_Figure contents as structured data_
— Start —
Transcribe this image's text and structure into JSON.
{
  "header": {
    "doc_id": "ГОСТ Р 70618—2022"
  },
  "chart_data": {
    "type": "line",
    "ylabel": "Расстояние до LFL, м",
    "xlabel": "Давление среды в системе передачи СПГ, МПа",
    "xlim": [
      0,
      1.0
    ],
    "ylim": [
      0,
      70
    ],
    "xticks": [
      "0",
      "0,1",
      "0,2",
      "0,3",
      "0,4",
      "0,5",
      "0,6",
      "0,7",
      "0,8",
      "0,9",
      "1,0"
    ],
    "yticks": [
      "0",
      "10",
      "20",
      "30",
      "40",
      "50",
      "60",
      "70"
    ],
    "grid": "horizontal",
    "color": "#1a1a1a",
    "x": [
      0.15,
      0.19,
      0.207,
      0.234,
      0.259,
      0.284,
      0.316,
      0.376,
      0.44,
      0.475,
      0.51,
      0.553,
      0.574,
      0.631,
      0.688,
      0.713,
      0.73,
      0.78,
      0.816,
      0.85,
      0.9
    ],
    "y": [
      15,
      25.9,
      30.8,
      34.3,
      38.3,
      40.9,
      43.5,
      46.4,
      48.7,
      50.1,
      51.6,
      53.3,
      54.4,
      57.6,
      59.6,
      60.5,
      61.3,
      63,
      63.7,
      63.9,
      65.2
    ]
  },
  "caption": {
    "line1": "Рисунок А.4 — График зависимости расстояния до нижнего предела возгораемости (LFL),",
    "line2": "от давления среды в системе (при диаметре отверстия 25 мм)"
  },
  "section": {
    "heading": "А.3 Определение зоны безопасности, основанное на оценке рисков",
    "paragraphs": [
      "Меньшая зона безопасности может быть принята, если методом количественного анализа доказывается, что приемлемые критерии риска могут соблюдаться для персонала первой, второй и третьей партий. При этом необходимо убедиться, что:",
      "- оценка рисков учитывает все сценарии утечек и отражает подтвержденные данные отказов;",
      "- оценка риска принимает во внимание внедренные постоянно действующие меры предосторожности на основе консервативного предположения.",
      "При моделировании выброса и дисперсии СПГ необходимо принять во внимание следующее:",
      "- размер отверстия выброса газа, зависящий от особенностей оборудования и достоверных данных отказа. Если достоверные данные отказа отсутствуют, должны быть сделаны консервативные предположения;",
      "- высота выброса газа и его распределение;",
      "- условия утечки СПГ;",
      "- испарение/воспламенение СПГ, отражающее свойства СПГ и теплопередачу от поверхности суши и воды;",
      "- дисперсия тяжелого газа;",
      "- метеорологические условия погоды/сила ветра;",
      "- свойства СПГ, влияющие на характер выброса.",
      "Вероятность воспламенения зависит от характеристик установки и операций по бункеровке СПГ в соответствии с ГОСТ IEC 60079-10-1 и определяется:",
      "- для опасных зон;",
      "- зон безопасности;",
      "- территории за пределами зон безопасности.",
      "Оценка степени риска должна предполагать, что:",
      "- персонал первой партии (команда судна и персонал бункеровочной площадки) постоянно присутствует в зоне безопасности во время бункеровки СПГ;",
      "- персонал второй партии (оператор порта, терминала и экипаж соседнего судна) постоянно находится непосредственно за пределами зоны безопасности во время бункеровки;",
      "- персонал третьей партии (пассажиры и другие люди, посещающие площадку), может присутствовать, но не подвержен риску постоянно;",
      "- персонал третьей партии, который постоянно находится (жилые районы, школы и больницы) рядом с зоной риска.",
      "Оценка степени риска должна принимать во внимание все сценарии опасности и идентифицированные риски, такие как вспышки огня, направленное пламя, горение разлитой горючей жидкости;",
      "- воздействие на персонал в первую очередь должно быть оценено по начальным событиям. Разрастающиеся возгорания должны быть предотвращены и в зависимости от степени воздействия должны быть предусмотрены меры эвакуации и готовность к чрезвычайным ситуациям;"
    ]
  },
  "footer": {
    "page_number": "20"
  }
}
— End —
Only a number is expected here: the count of lines in the listing that hold the string "необходимо".

_Task response_
2